Data listing
>>

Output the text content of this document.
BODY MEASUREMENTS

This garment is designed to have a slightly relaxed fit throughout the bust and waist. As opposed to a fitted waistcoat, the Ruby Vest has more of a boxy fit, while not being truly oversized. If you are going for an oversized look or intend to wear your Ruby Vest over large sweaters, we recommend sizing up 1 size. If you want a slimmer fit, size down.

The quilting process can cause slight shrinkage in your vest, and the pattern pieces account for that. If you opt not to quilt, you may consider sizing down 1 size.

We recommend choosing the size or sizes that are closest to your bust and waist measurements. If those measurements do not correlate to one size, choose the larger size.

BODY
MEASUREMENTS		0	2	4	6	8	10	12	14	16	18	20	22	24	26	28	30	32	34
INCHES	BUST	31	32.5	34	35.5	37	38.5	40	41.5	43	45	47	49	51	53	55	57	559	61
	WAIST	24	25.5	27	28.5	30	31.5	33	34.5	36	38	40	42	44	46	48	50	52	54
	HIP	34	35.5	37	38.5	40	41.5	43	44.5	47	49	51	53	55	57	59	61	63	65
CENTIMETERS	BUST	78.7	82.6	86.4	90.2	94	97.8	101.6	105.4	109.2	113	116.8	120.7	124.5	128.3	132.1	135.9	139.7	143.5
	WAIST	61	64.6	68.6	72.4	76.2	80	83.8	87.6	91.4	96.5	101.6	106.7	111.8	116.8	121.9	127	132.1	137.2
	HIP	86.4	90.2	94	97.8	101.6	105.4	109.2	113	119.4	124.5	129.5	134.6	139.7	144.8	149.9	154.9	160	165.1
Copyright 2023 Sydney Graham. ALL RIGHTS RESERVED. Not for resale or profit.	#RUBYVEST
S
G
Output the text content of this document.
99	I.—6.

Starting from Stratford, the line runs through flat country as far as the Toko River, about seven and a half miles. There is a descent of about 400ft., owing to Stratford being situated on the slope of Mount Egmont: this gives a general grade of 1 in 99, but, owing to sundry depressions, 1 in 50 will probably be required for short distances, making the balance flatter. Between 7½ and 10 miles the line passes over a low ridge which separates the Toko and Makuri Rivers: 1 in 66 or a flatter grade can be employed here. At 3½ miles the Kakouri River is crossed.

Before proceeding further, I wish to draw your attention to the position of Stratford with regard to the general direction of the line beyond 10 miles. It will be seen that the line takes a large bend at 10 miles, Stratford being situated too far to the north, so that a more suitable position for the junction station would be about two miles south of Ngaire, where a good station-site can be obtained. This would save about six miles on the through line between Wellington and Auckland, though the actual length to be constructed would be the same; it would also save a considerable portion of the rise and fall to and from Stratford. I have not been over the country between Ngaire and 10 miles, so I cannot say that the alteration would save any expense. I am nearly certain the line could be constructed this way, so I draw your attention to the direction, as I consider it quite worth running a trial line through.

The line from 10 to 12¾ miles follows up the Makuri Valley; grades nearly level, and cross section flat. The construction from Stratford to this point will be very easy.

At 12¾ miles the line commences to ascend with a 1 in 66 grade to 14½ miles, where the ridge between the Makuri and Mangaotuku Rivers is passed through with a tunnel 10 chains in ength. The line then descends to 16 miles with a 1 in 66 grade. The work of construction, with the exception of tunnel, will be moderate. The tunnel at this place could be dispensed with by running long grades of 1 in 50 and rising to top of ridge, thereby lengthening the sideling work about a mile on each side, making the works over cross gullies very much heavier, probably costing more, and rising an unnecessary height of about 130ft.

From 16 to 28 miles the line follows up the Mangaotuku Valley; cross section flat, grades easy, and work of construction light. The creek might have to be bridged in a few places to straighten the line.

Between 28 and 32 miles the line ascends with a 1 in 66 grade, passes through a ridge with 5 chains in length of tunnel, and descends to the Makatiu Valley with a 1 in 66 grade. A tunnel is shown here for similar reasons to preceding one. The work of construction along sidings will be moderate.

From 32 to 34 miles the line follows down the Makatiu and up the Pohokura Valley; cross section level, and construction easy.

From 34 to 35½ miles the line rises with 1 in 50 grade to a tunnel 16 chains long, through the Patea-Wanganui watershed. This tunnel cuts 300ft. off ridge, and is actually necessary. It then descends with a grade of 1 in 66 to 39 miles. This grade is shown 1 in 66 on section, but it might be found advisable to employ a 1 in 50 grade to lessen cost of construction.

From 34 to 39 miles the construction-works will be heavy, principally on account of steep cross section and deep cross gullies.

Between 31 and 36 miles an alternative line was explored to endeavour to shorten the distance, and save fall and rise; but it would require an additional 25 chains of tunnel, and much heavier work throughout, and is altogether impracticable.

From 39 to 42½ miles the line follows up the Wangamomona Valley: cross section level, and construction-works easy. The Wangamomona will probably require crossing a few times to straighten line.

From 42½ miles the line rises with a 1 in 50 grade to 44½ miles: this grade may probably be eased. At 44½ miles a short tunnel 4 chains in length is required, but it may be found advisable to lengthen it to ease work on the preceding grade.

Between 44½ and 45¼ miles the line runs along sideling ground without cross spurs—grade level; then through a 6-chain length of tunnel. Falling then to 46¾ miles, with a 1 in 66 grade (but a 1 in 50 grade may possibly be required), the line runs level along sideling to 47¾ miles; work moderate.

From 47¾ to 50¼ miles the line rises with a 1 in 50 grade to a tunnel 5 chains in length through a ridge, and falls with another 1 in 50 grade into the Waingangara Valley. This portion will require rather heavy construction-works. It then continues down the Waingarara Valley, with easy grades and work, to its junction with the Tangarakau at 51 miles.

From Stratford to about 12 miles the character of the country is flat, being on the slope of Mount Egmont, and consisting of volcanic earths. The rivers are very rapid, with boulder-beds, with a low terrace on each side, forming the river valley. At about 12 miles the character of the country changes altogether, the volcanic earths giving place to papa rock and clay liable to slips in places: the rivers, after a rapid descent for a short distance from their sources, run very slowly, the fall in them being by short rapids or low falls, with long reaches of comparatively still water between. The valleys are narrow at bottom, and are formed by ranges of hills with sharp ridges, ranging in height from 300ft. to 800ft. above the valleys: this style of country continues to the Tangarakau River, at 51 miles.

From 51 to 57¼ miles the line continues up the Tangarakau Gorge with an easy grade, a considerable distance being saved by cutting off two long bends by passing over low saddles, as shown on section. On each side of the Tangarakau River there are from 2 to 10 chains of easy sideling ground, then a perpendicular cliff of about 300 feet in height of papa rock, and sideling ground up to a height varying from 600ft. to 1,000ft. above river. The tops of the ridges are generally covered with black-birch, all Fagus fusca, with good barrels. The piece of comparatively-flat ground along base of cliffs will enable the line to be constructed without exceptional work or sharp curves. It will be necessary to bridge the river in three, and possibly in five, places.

<<

▸ Problem requirements
Take the material above and return all of it exactly.

▸ Solution to this exercise
Output the text content of this document.
BODY MEASUREMENTS

This garment is designed to have a slightly relaxed fit throughout the bust and waist. As opposed to a fitted waistcoat, the Ruby Vest has more of a boxy fit, while not being truly oversized. If you are going for an oversized look or intend to wear your Ruby Vest over large sweaters, we recommend sizing up 1 size. If you want a slimmer fit, size down.

The quilting process can cause slight shrinkage in your vest, and the pattern pieces account for that. If you opt not to quilt, you may consider sizing down 1 size.

We recommend choosing the size or sizes that are closest to your bust and waist measurements. If those measurements do not correlate to one size, choose the larger size.

BODY
MEASUREMENTS		0	2	4	6	8	10	12	14	16	18	20	22	24	26	28	30	32	34
INCHES	BUST	31	32.5	34	35.5	37	38.5	40	41.5	43	45	47	49	51	53	55	57	559	61
	WAIST	24	25.5	27	28.5	30	31.5	33	34.5	36	38	40	42	44	46	48	50	52	54
	HIP	34	35.5	37	38.5	40	41.5	43	44.5	47	49	51	53	55	57	59	61	63	65
CENTIMETERS	BUST	78.7	82.6	86.4	90.2	94	97.8	101.6	105.4	109.2	113	116.8	120.7	124.5	128.3	132.1	135.9	139.7	143.5
	WAIST	61	64.6	68.6	72.4	76.2	80	83.8	87.6	91.4	96.5	101.6	106.7	111.8	116.8	121.9	127	132.1	137.2
	HIP	86.4	90.2	94	97.8	101.6	105.4	109.2	113	119.4	124.5	129.5	134.6	139.7	144.8	149.9	154.9	160	165.1
Copyright 2023 Sydney Graham. ALL RIGHTS RESERVED. Not for resale or profit.	#RUBYVEST
S
G
Output the text content of this document.
99	I.—6.

Starting from Stratford, the line runs through flat country as far as the Toko River, about seven and a half miles. There is a descent of about 400ft., owing to Stratford being situated on the slope of Mount Egmont: this gives a general grade of 1 in 99, but, owing to sundry depressions, 1 in 50 will probably be required for short distances, making the balance flatter. Between 7½ and 10 miles the line passes over a low ridge which separates the Toko and Makuri Rivers: 1 in 66 or a flatter grade can be employed here. At 3½ miles the Kakouri River is crossed.

Before proceeding further, I wish to draw your attention to the position of Stratford with regard to the general direction of the line beyond 10 miles. It will be seen that the line takes a large bend at 10 miles, Stratford being situated too far to the north, so that a more suitable position for the junction station would be about two miles south of Ngaire, where a good station-site can be obtained. This would save about six miles on the through line between Wellington and Auckland, though the actual length to be constructed would be the same; it would also save a considerable portion of the rise and fall to and from Stratford. I have not been over the country between Ngaire and 10 miles, so I cannot say that the alteration would save any expense. I am nearly certain the line could be constructed this way, so I draw your attention to the direction, as I consider it quite worth running a trial line through.

The line from 10 to 12¾ miles follows up the Makuri Valley; grades nearly level, and cross section flat. The construction from Stratford to this point will be very easy.

At 12¾ miles the line commences to ascend with a 1 in 66 grade to 14½ miles, where the ridge between the Makuri and Mangaotuku Rivers is passed through with a tunnel 10 chains in ength. The line then descends to 16 miles with a 1 in 66 grade. The work of construction, with the exception of tunnel, will be moderate. The tunnel at this place could be dispensed with by running long grades of 1 in 50 and rising to top of ridge, thereby lengthening the sideling work about a mile on each side, making the works over cross gullies very much heavier, probably costing more, and rising an unnecessary height of about 130ft.

From 16 to 28 miles the line follows up the Mangaotuku Valley; cross section flat, grades easy, and work of construction light. The creek might have to be bridged in a few places to straighten the line.

Between 28 and 32 miles the line ascends with a 1 in 66 grade, passes through a ridge with 5 chains in length of tunnel, and descends to the Makatiu Valley with a 1 in 66 grade. A tunnel is shown here for similar reasons to preceding one. The work of construction along sidings will be moderate.

From 32 to 34 miles the line follows down the Makatiu and up the Pohokura Valley; cross section level, and construction easy.

From 34 to 35½ miles the line rises with 1 in 50 grade to a tunnel 16 chains long, through the Patea-Wanganui watershed. This tunnel cuts 300ft. off ridge, and is actually necessary. It then descends with a grade of 1 in 66 to 39 miles. This grade is shown 1 in 66 on section, but it might be found advisable to employ a 1 in 50 grade to lessen cost of construction.

From 34 to 39 miles the construction-works will be heavy, principally on account of steep cross section and deep cross gullies.

Between 31 and 36 miles an alternative line was explored to endeavour to shorten the distance, and save fall and rise; but it would require an additional 25 chains of tunnel, and much heavier work throughout, and is altogether impracticable.

From 39 to 42½ miles the line follows up the Wangamomona Valley: cross section level, and construction-works easy. The Wangamomona will probably require crossing a few times to straighten line.

From 42½ miles the line rises with a 1 in 50 grade to 44½ miles: this grade may probably be eased. At 44½ miles a short tunnel 4 chains in length is required, but it may be found advisable to lengthen it to ease work on the preceding grade.

Between 44½ and 45¼ miles the line runs along sideling ground without cross spurs—grade level; then through a 6-chain length of tunnel. Falling then to 46¾ miles, with a 1 in 66 grade (but a 1 in 50 grade may possibly be required), the line runs level along sideling to 47¾ miles; work moderate.

From 47¾ to 50¼ miles the line rises with a 1 in 50 grade to a tunnel 5 chains in length through a ridge, and falls with another 1 in 50 grade into the Waingangara Valley. This portion will require rather heavy construction-works. It then continues down the Waingarara Valley, with easy grades and work, to its junction with the Tangarakau at 51 miles.

From Stratford to about 12 miles the character of the country is flat, being on the slope of Mount Egmont, and consisting of volcanic earths. The rivers are very rapid, with boulder-beds, with a low terrace on each side, forming the river valley. At about 12 miles the character of the country changes altogether, the volcanic earths giving place to papa rock and clay liable to slips in places: the rivers, after a rapid descent for a short distance from their sources, run very slowly, the fall in them being by short rapids or low falls, with long reaches of comparatively still water between. The valleys are narrow at bottom, and are formed by ranges of hills with sharp ridges, ranging in height from 300ft. to 800ft. above the valleys: this style of country continues to the Tangarakau River, at 51 miles.

From 51 to 57¼ miles the line continues up the Tangarakau Gorge with an easy grade, a considerable distance being saved by cutting off two long bends by passing over low saddles, as shown on section. On each side of the Tangarakau River there are from 2 to 10 chains of easy sideling ground, then a perpendicular cliff of about 300 feet in height of papa rock, and sideling ground up to a height varying from 600ft. to 1,000ft. above river. The tops of the ridges are generally covered with black-birch, all Fagus fusca, with good barrels. The piece of comparatively-flat ground along base of cliffs will enable the line to be constructed without exceptional work or sharp curves. It will be necessary to bridge the river in three, and possibly in five, places.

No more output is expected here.